Without the pictures, output the records below word for word.

──────── Data section ────────

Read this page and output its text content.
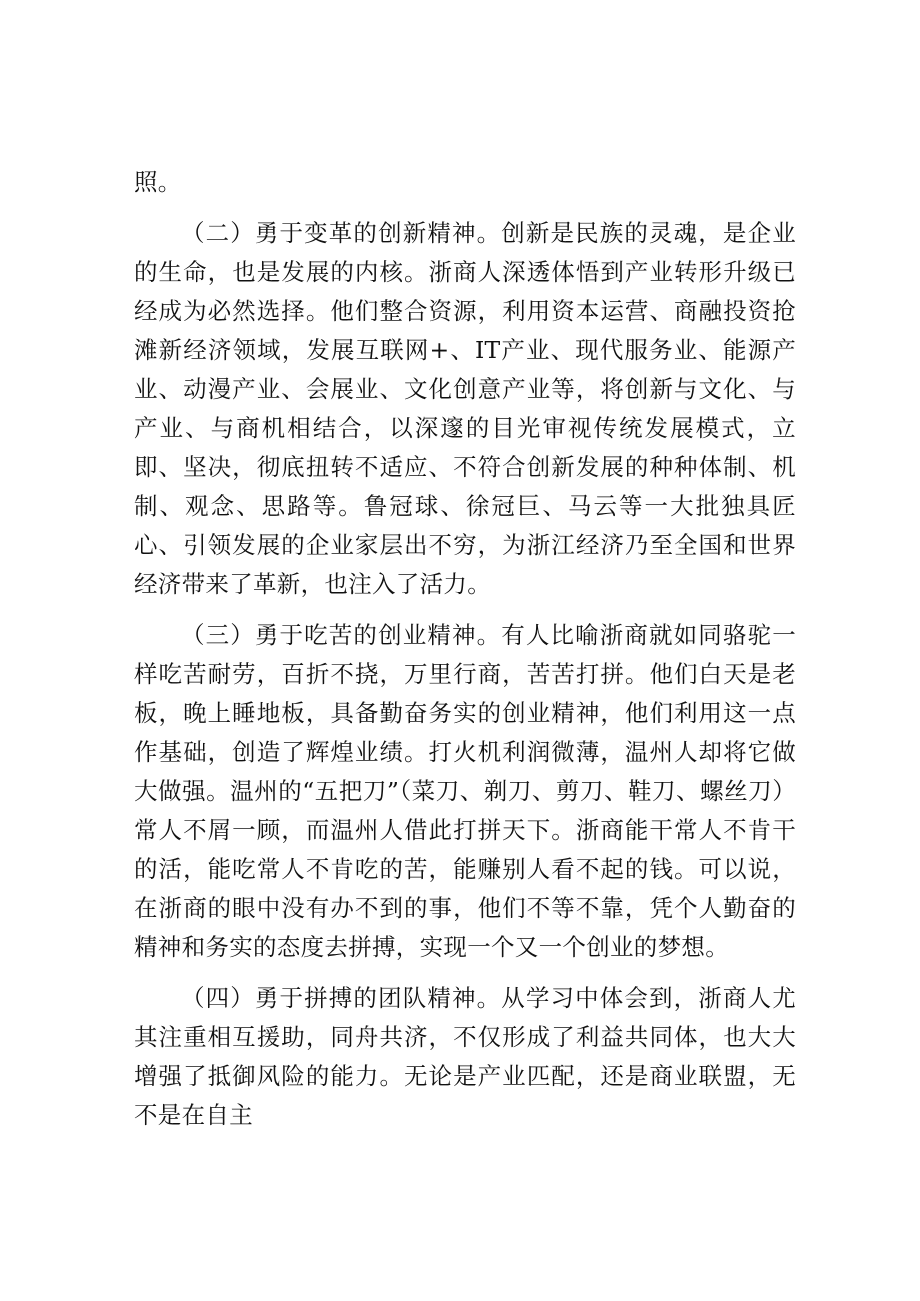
照。

（二）勇于变革的创新精神。创新是民族的灵魂，是企业的生命，也是发展的内核。浙商人深透体悟到产业转形升级已经成为必然选择。他们整合资源，利用资本运营、商融投资抢滩新经济领域，发展互联网+、IT产业、现代服务业、能源产业、动漫产业、会展业、文化创意产业等，将创新与文化、与产业、与商机相结合，以深邃的目光审视传统发展模式，立即、坚决，彻底扭转不适应、不符合创新发展的种种体制、机制、观念、思路等。鲁冠球、徐冠巨、马云等一大批独具匠心、引领发展的企业家层出不穷，为浙江经济乃至全国和世界经济带来了革新，也注入了活力。

（三）勇于吃苦的创业精神。有人比喻浙商就如同骆驼一样吃苦耐劳，百折不挠，万里行商，苦苦打拼。他们白天是老板，晚上睡地板，具备勤奋务实的创业精神，他们利用这一点作基础，创造了辉煌业绩。打火机利润微薄，温州人却将它做大做强。温州的“五把刀”（菜刀、剃刀、剪刀、鞋刀、螺丝刀）常人不屑一顾，而温州人借此打拼天下。浙商能干常人不肯干的活，能吃常人不肯吃的苦，能赚别人看不起的钱。可以说，在浙商的眼中没有办不到的事，他们不等不靠，凭个人勤奋的精神和务实的态度去拼搏，实现一个又一个创业的梦想。

（四）勇于拼搏的团队精神。从学习中体会到，浙商人尤其注重相互援助，同舟共济，不仅形成了利益共同体，也大大增强了抵御风险的能力。无论是产业匹配，还是商业联盟，无不是在自主
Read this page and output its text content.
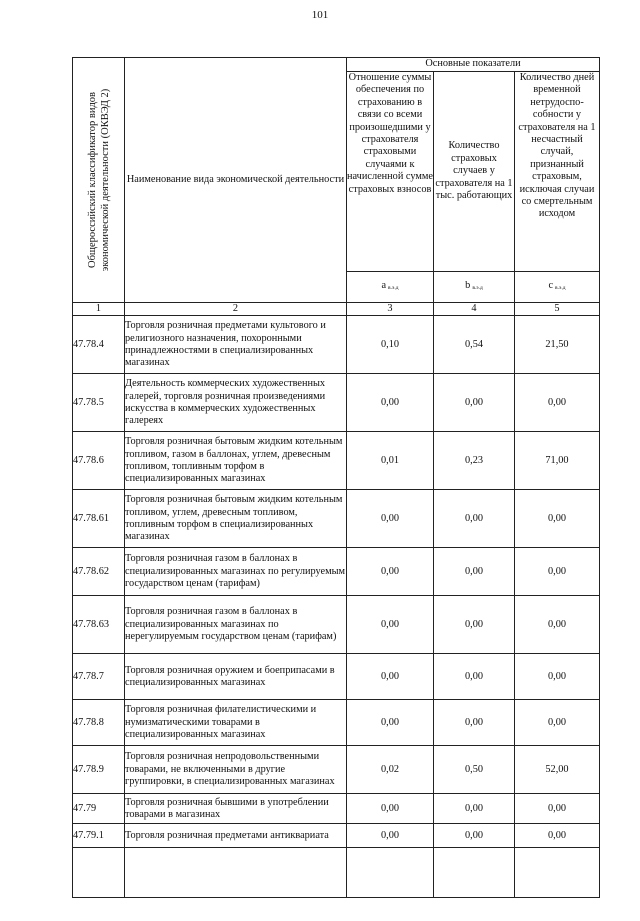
101
Общероссийский классификатор видов экономической деятельности (ОКВЭД 2)	Наименование вида экономической деятельности	Основные показатели		
		Отношение суммы обеспечения по страхованию в связи со всеми произошедшими у страхователя страховыми случаями к начисленной сумме страховых взносов	Количество страховых случаев у страхователя на 1 тыс. работающих	Количество дней временной нетрудоспо-собности у страхователя на 1 несчастный случай, признанный страховым, исключая случаи со смертельным исходом
		a $_{в.э.д}$	b $_{в.э.д}$	c $_{в.э.д}$
1	2	3	4	5
47.78.4	Торговля розничная предметами культового и религиозного назначения, похоронными принадлежностями в специализированных магазинах	0,10	0,54	21,50
47.78.5	Деятельность коммерческих художественных галерей, торговля розничная произведениями искусства в коммерческих художественных галереях	0,00	0,00	0,00
47.78.6	Торговля розничная бытовым жидким котельным топливом, газом в баллонах, углем, древесным топливом, топливным торфом в специализированных магазинах	0,01	0,23	71,00
47.78.61	Торговля розничная бытовым жидким котельным топливом, углем, древесным топливом, топливным торфом в специализированных магазинах	0,00	0,00	0,00
47.78.62	Торговля розничная газом в баллонах в специализированных магазинах по регулируемым государством ценам (тарифам)	0,00	0,00	0,00
47.78.63	Торговля розничная газом в баллонах в специализированных магазинах по нерегулируемым государством ценам (тарифам)	0,00	0,00	0,00
47.78.7	Торговля розничная оружием и боеприпасами в специализированных магазинах	0,00	0,00	0,00
47.78.8	Торговля розничная филателистическими и нумизматическими товарами в специализированных магазинах	0,00	0,00	0,00
47.78.9	Торговля розничная непродовольственными товарами, не включенными в другие группировки, в специализированных магазинах	0,02	0,50	52,00
47.79	Торговля розничная бывшими в употреблении товарами в магазинах	0,00	0,00	0,00
47.79.1	Торговля розничная предметами антиквариата	0,00	0,00	0,00
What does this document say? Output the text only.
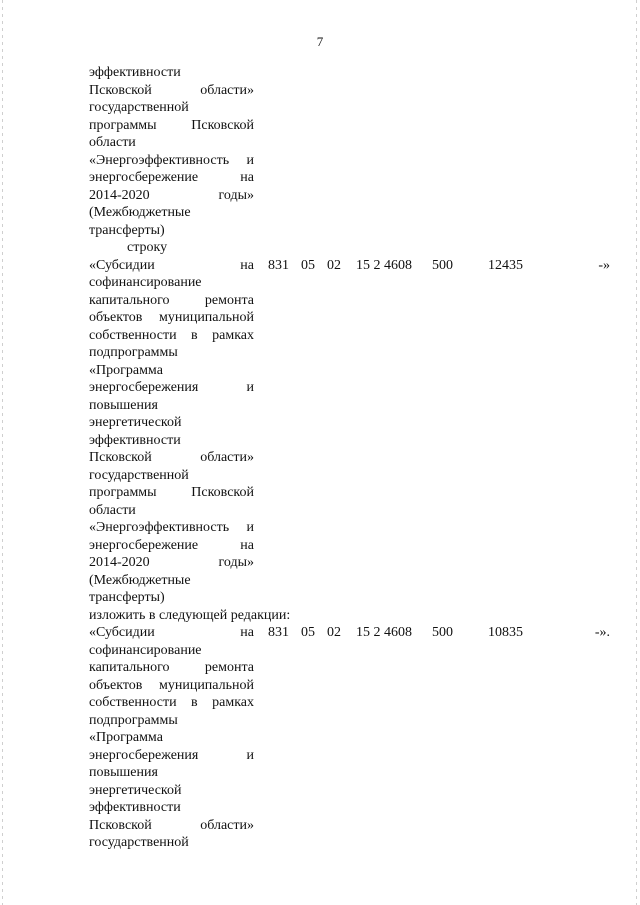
7
эффективности
Псковской области»
государственной
программы Псковской
области
«Энергоэффективность и
энергосбережение на
2014-2020 годы»
(Межбюджетные
трансферты)
строку
«Субсидии на
софинансирование
капитального ремонта
объектов муниципальной
собственности в рамках
подпрограммы
«Программа
энергосбережения и
повышения
энергетической
эффективности
Псковской области»
государственной
программы Псковской
области
«Энергоэффективность и
энергосбережение на
2014-2020 годы»
(Межбюджетные
трансферты)
831 05 02 15 2 4608 500	12435	-»
изложить в следующей редакции:
«Субсидии на
софинансирование
капитального ремонта
объектов муниципальной
собственности в рамках
подпрограммы
«Программа
энергосбережения и
повышения
энергетической
эффективности
Псковской области»
государственной
831 05 02 15 2 4608 500	10835	-».
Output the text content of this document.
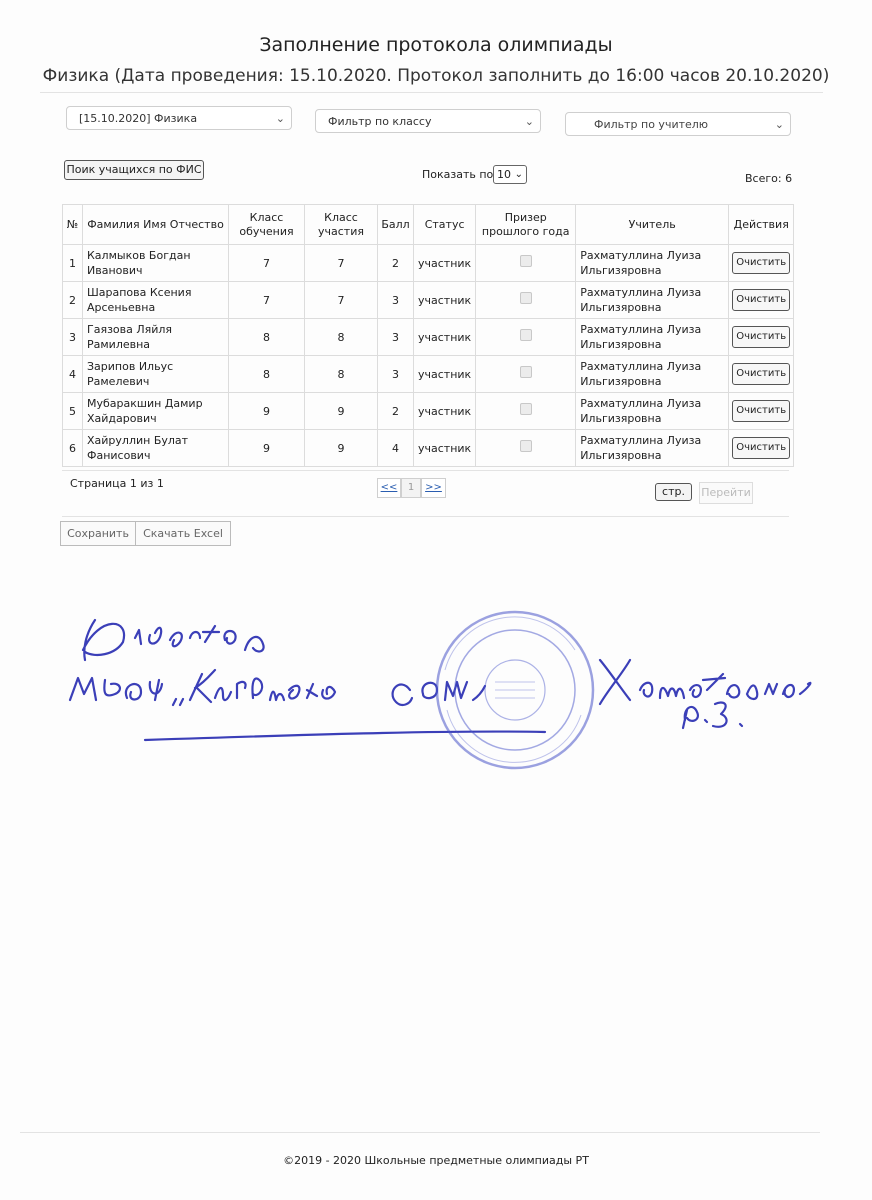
Заполнение протокола олимпиады
Физика (Дата проведения: 15.10.2020. Протокол заполнить до 16:00 часов 20.10.2020)
[15.10.2020] Физика	⌄	Фильтр по классу	⌄	Фильтр по учителю	⌄
Поик учащихся по ФИС	Показать по 10 ⌄	Всего: 6
№	Фамилия Имя Отчество	Класс обучения	Класс участия	Балл	Статус	Призер прошлого года	Учитель	Действия
1	Калмыков Богдан Иванович	7	7	2	участник		Рахматуллина Луиза Ильгизяровна	Очистить
2	Шарапова Ксения Арсеньевна	7	7	3	участник		Рахматуллина Луиза Ильгизяровна	Очистить
3	Гаязова Ляйля Рамилевна	8	8	3	участник		Рахматуллина Луиза Ильгизяровна	Очистить
4	Зарипов Ильус Рамелевич	8	8	3	участник		Рахматуллина Луиза Ильгизяровна	Очистить
5	Мубаракшин Дамир Хайдарович	9	9	2	участник		Рахматуллина Луиза Ильгизяровна	Очистить
6	Хайруллин Булат Фанисович	9	9	4	участник		Рахматуллина Луиза Ильгизяровна	Очистить
Страница 1 из 1	<<	1	>>	стр.	Перейти
Сохранить	Скачать Excel
©2019 - 2020 Школьные предметные олимпиады РТ
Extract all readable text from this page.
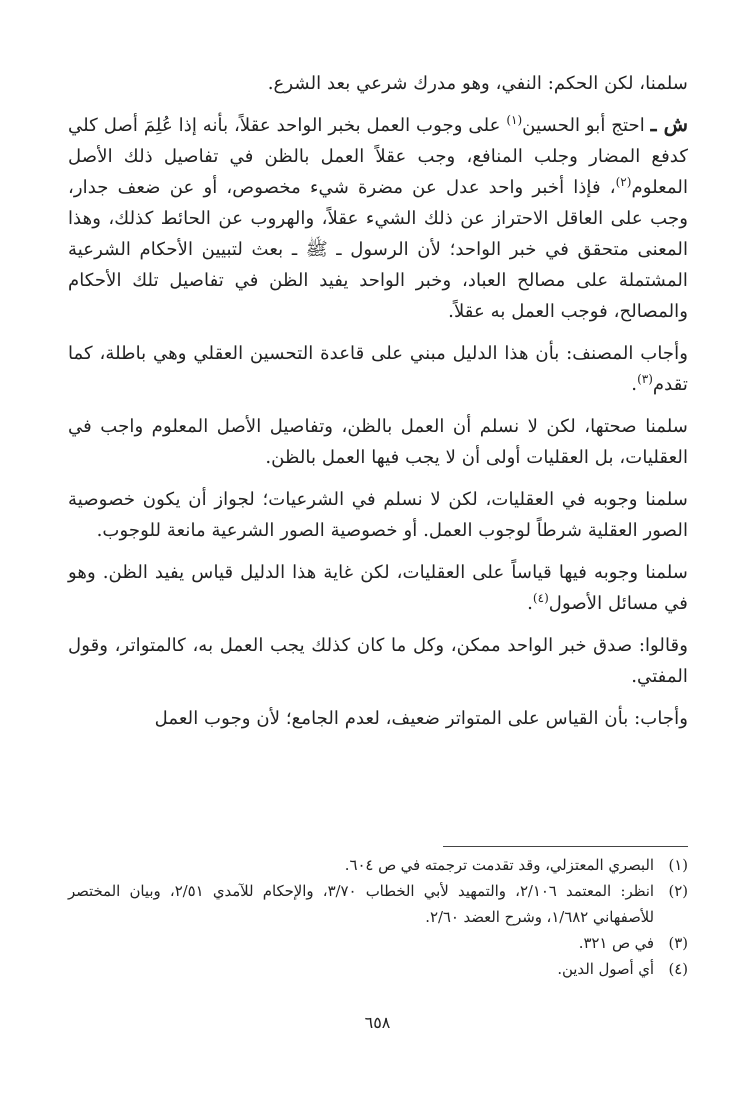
سلمنا، لكن الحكم: النفي، وهو مدرك شرعي بعد الشرع.

ش ـ احتج أبو الحسين$^{(١)}$ على وجوب العمل بخبر الواحد عقلاً، بأنه إذا عُلِمَ أصل كلي كدفع المضار وجلب المنافع، وجب عقلاً العمل بالظن في تفاصيل ذلك الأصل المعلوم$^{(٢)}$، فإذا أخبر واحد عدل عن مضرة شيء مخصوص، أو عن ضعف جدار، وجب على العاقل الاحتراز عن ذلك الشيء عقلاً، والهروب عن الحائط كذلك، وهذا المعنى متحقق في خبر الواحد؛ لأن الرسول ـ ﷺ ـ بعث لتبيين الأحكام الشرعية المشتملة على مصالح العباد، وخبر الواحد يفيد الظن في تفاصيل تلك الأحكام والمصالح، فوجب العمل به عقلاً.

وأجاب المصنف: بأن هذا الدليل مبني على قاعدة التحسين العقلي وهي باطلة، كما تقدم$^{(٣)}$.

سلمنا صحتها، لكن لا نسلم أن العمل بالظن، وتفاصيل الأصل المعلوم واجب في العقليات، بل العقليات أولى أن لا يجب فيها العمل بالظن.

سلمنا وجوبه في العقليات، لكن لا نسلم في الشرعيات؛ لجواز أن يكون خصوصية الصور العقلية شرطاً لوجوب العمل. أو خصوصية الصور الشرعية مانعة للوجوب.

سلمنا وجوبه فيها قياساً على العقليات، لكن غاية هذا الدليل قياس يفيد الظن. وهو في مسائل الأصول$^{(٤)}$.

وقالوا: صدق خبر الواحد ممكن، وكل ما كان كذلك يجب العمل به، كالمتواتر، وقول المفتي.

وأجاب: بأن القياس على المتواتر ضعيف، لعدم الجامع؛ لأن وجوب العمل

(١)
البصري المعتزلي، وقد تقدمت ترجمته في ص ٦٠٤.

(٢)
انظر: المعتمد ٢/١٠٦، والتمهيد لأبي الخطاب ٣/٧٠، والإحكام للآمدي ٢/٥١، وبيان المختصر للأصفهاني ١/٦٨٢، وشرح العضد ٢/٦٠.

(٣)
في ص ٣٢١.

(٤)
أي أصول الدين.

٦٥٨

────────

### Problem solution:
Read this page and output its text content.
照。

（二）勇于变革的创新精神。创新是民族的灵魂，是企业的生命，也是发展的内核。浙商人深透体悟到产业转形升级已经成为必然选择。他们整合资源，利用资本运营、商融投资抢滩新经济领域，发展互联网+、IT产业、现代服务业、能源产业、动漫产业、会展业、文化创意产业等，将创新与文化、与产业、与商机相结合，以深邃的目光审视传统发展模式，立即、坚决，彻底扭转不适应、不符合创新发展的种种体制、机制、观念、思路等。鲁冠球、徐冠巨、马云等一大批独具匠心、引领发展的企业家层出不穷，为浙江经济乃至全国和世界经济带来了革新，也注入了活力。

（三）勇于吃苦的创业精神。有人比喻浙商就如同骆驼一样吃苦耐劳，百折不挠，万里行商，苦苦打拼。他们白天是老板，晚上睡地板，具备勤奋务实的创业精神，他们利用这一点作基础，创造了辉煌业绩。打火机利润微薄，温州人却将它做大做强。温州的“五把刀”（菜刀、剃刀、剪刀、鞋刀、螺丝刀）常人不屑一顾，而温州人借此打拼天下。浙商能干常人不肯干的活，能吃常人不肯吃的苦，能赚别人看不起的钱。可以说，在浙商的眼中没有办不到的事，他们不等不靠，凭个人勤奋的精神和务实的态度去拼搏，实现一个又一个创业的梦想。

（四）勇于拼搏的团队精神。从学习中体会到，浙商人尤其注重相互援助，同舟共济，不仅形成了利益共同体，也大大增强了抵御风险的能力。无论是产业匹配，还是商业联盟，无不是在自主
Read this page and output its text content.
101
Общероссийский классификатор видов экономической деятельности (ОКВЭД 2)	Наименование вида экономической деятельности	Основные показатели		
		Отношение суммы обеспечения по страхованию в связи со всеми произошедшими у страхователя страховыми случаями к начисленной сумме страховых взносов	Количество страховых случаев у страхователя на 1 тыс. работающих	Количество дней временной нетрудоспо-собности у страхователя на 1 несчастный случай, признанный страховым, исключая случаи со смертельным исходом
		a $_{в.э.д}$	b $_{в.э.д}$	c $_{в.э.д}$
1	2	3	4	5
47.78.4	Торговля розничная предметами культового и религиозного назначения, похоронными принадлежностями в специализированных магазинах	0,10	0,54	21,50
47.78.5	Деятельность коммерческих художественных галерей, торговля розничная произведениями искусства в коммерческих художественных галереях	0,00	0,00	0,00
47.78.6	Торговля розничная бытовым жидким котельным топливом, газом в баллонах, углем, древесным топливом, топливным торфом в специализированных магазинах	0,01	0,23	71,00
47.78.61	Торговля розничная бытовым жидким котельным топливом, углем, древесным топливом, топливным торфом в специализированных магазинах	0,00	0,00	0,00
47.78.62	Торговля розничная газом в баллонах в специализированных магазинах по регулируемым государством ценам (тарифам)	0,00	0,00	0,00
47.78.63	Торговля розничная газом в баллонах в специализированных магазинах по нерегулируемым государством ценам (тарифам)	0,00	0,00	0,00
47.78.7	Торговля розничная оружием и боеприпасами в специализированных магазинах	0,00	0,00	0,00
47.78.8	Торговля розничная филателистическими и нумизматическими товарами в специализированных магазинах	0,00	0,00	0,00
47.78.9	Торговля розничная непродовольственными товарами, не включенными в другие группировки, в специализированных магазинах	0,02	0,50	52,00
47.79	Торговля розничная бывшими в употреблении товарами в магазинах	0,00	0,00	0,00
47.79.1	Торговля розничная предметами антиквариата	0,00	0,00	0,00
What does this document say? Output the text only.
7
эффективности
Псковской области»
государственной
программы Псковской
области
«Энергоэффективность и
энергосбережение на
2014-2020 годы»
(Межбюджетные
трансферты)
строку
«Субсидии на
софинансирование
капитального ремонта
объектов муниципальной
собственности в рамках
подпрограммы
«Программа
энергосбережения и
повышения
энергетической
эффективности
Псковской области»
государственной
программы Псковской
области
«Энергоэффективность и
энергосбережение на
2014-2020 годы»
(Межбюджетные
трансферты)
831 05 02 15 2 4608 500	12435	-»
изложить в следующей редакции:
«Субсидии на
софинансирование
капитального ремонта
объектов муниципальной
собственности в рамках
подпрограммы
«Программа
энергосбережения и
повышения
энергетической
эффективности
Псковской области»
государственной
831 05 02 15 2 4608 500	10835	-».
Output the text content of this document.
Заполнение протокола олимпиады
Физика (Дата проведения: 15.10.2020. Протокол заполнить до 16:00 часов 20.10.2020)
[15.10.2020] Физика	⌄	Фильтр по классу	⌄	Фильтр по учителю	⌄
Поик учащихся по ФИС	Показать по 10 ⌄	Всего: 6
№	Фамилия Имя Отчество	Класс обучения	Класс участия	Балл	Статус	Призер прошлого года	Учитель	Действия
1	Калмыков Богдан Иванович	7	7	2	участник		Рахматуллина Луиза Ильгизяровна	Очистить
2	Шарапова Ксения Арсеньевна	7	7	3	участник		Рахматуллина Луиза Ильгизяровна	Очистить
3	Гаязова Ляйля Рамилевна	8	8	3	участник		Рахматуллина Луиза Ильгизяровна	Очистить
4	Зарипов Ильус Рамелевич	8	8	3	участник		Рахматуллина Луиза Ильгизяровна	Очистить
5	Мубаракшин Дамир Хайдарович	9	9	2	участник		Рахматуллина Луиза Ильгизяровна	Очистить
6	Хайруллин Булат Фанисович	9	9	4	участник		Рахматуллина Луиза Ильгизяровна	Очистить
Страница 1 из 1	<<	1	>>	стр.	Перейти
Сохранить	Скачать Excel
©2019 - 2020 Школьные предметные олимпиады РТ
Extract all readable text from this page.
سلمنا، لكن الحكم: النفي، وهو مدرك شرعي بعد الشرع.

ش ـ احتج أبو الحسين$^{(١)}$ على وجوب العمل بخبر الواحد عقلاً، بأنه إذا عُلِمَ أصل كلي كدفع المضار وجلب المنافع، وجب عقلاً العمل بالظن في تفاصيل ذلك الأصل المعلوم$^{(٢)}$، فإذا أخبر واحد عدل عن مضرة شيء مخصوص، أو عن ضعف جدار، وجب على العاقل الاحتراز عن ذلك الشيء عقلاً، والهروب عن الحائط كذلك، وهذا المعنى متحقق في خبر الواحد؛ لأن الرسول ـ ﷺ ـ بعث لتبيين الأحكام الشرعية المشتملة على مصالح العباد، وخبر الواحد يفيد الظن في تفاصيل تلك الأحكام والمصالح، فوجب العمل به عقلاً.

وأجاب المصنف: بأن هذا الدليل مبني على قاعدة التحسين العقلي وهي باطلة، كما تقدم$^{(٣)}$.

سلمنا صحتها، لكن لا نسلم أن العمل بالظن، وتفاصيل الأصل المعلوم واجب في العقليات، بل العقليات أولى أن لا يجب فيها العمل بالظن.

سلمنا وجوبه في العقليات، لكن لا نسلم في الشرعيات؛ لجواز أن يكون خصوصية الصور العقلية شرطاً لوجوب العمل. أو خصوصية الصور الشرعية مانعة للوجوب.

سلمنا وجوبه فيها قياساً على العقليات، لكن غاية هذا الدليل قياس يفيد الظن. وهو في مسائل الأصول$^{(٤)}$.

وقالوا: صدق خبر الواحد ممكن، وكل ما كان كذلك يجب العمل به، كالمتواتر، وقول المفتي.

وأجاب: بأن القياس على المتواتر ضعيف، لعدم الجامع؛ لأن وجوب العمل

(١)
البصري المعتزلي، وقد تقدمت ترجمته في ص ٦٠٤.

(٢)
انظر: المعتمد ٢/١٠٦، والتمهيد لأبي الخطاب ٣/٧٠، والإحكام للآمدي ٢/٥١، وبيان المختصر للأصفهاني ١/٦٨٢، وشرح العضد ٢/٦٠.

(٣)
في ص ٣٢١.

(٤)
أي أصول الدين.

٦٥٨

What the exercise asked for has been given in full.